» **Exercise instructions**
Copy only those lines which run from the line containing "Give me a plain-text" to the end of the entries below, both inclusive, exactly as written and with no pictures.

» **Data excerpts**
-- start --

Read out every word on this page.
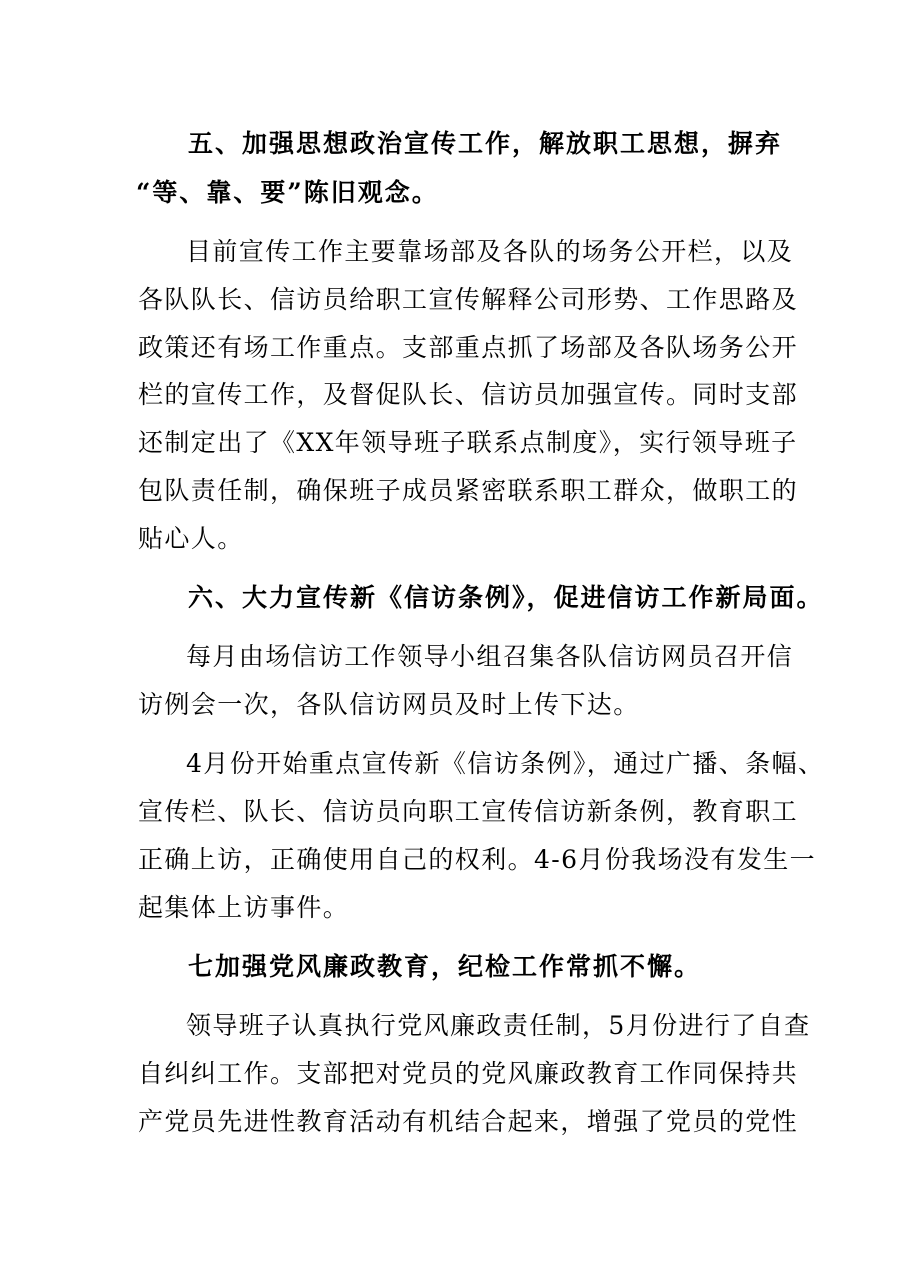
五、加强思想政治宣传工作，解放职工思想，摒弃
“等、靠、要”陈旧观念。
目前宣传工作主要靠场部及各队的场务公开栏，以及
各队队长、信访员给职工宣传解释公司形势、工作思路及
政策还有场工作重点。支部重点抓了场部及各队场务公开
栏的宣传工作，及督促队长、信访员加强宣传。同时支部
还制定出了《XX年领导班子联系点制度》，实行领导班子
包队责任制，确保班子成员紧密联系职工群众，做职工的
贴心人。
六、大力宣传新《信访条例》，促进信访工作新局面。
每月由场信访工作领导小组召集各队信访网员召开信
访例会一次，各队信访网员及时上传下达。
4月份开始重点宣传新《信访条例》，通过广播、条幅、
宣传栏、队长、信访员向职工宣传信访新条例，教育职工
正确上访，正确使用自己的权利。4-6月份我场没有发生一
起集体上访事件。
七加强党风廉政教育，纪检工作常抓不懈。
领导班子认真执行党风廉政责任制，5月份进行了自查
自纠纠工作。支部把对党员的党风廉政教育工作同保持共
产党员先进性教育活动有机结合起来，增强了党员的党性
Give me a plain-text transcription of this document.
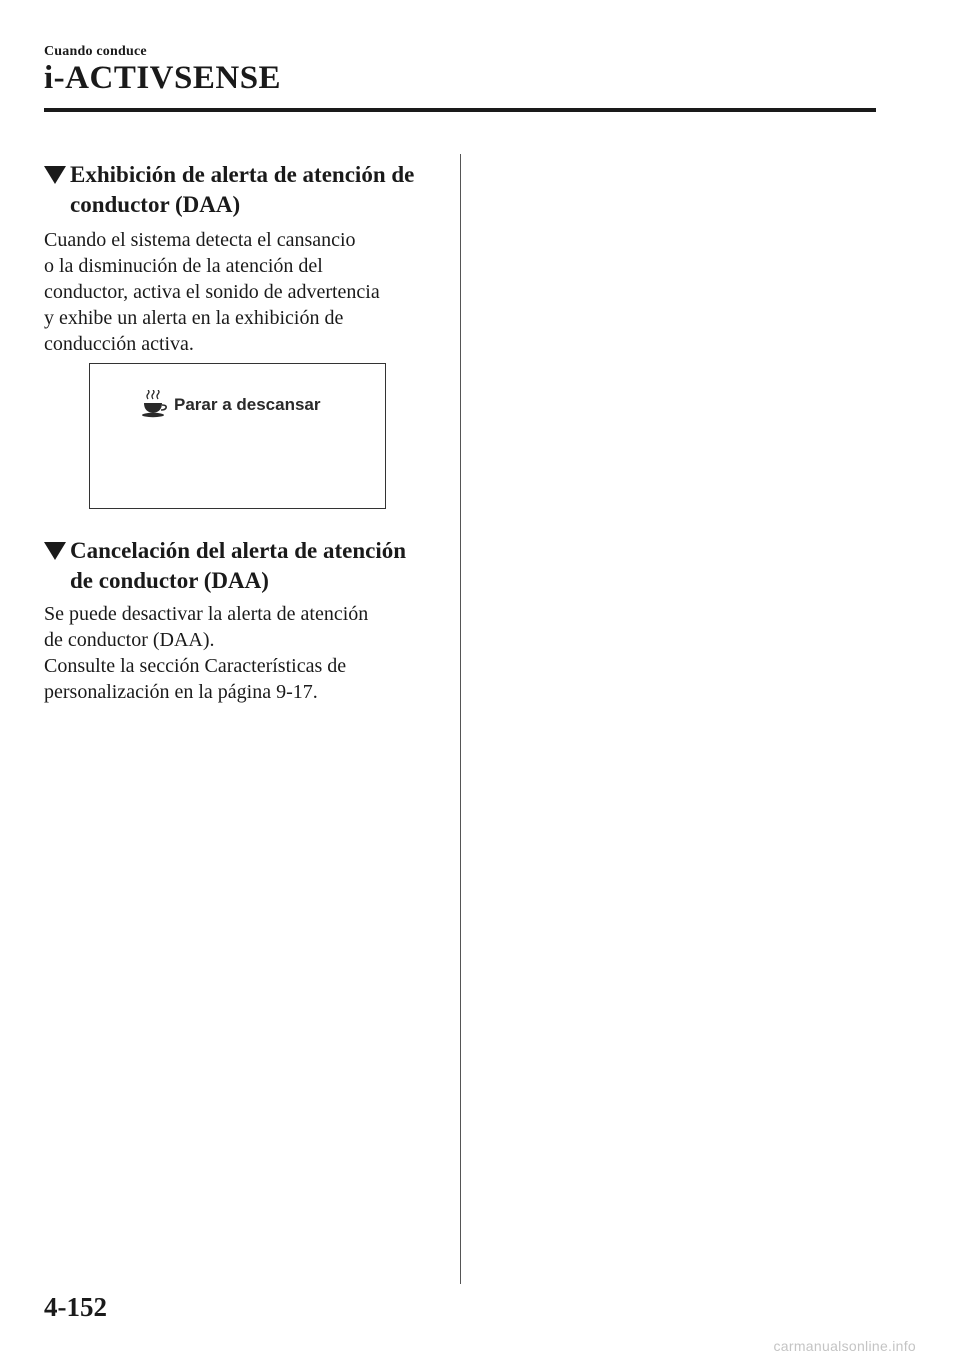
Cuando conduce
i-ACTIVSENSE
Exhibición de alerta de atención de
conductor (DAA)
Cuando el sistema detecta el cansancio
o la disminución de la atención del
conductor, activa el sonido de advertencia
y exhibe un alerta en la exhibición de
conducción activa.
Parar a descansar
Cancelación del alerta de atención
de conductor (DAA)
Se puede desactivar la alerta de atención
de conductor (DAA).
Consulte la sección Características de
personalización en la página 9-17.
4-152
carmanualsonline.info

-- end --

» **Answer in full**
Give me a plain-text transcription of this document.
Cuando conduce
i-ACTIVSENSE
Exhibición de alerta de atención de
conductor (DAA)
Cuando el sistema detecta el cansancio
o la disminución de la atención del
conductor, activa el sonido de advertencia
y exhibe un alerta en la exhibición de
conducción activa.
Parar a descansar
Cancelación del alerta de atención
de conductor (DAA)
Se puede desactivar la alerta de atención
de conductor (DAA).
Consulte la sección Características de
personalización en la página 9-17.
4-152
carmanualsonline.info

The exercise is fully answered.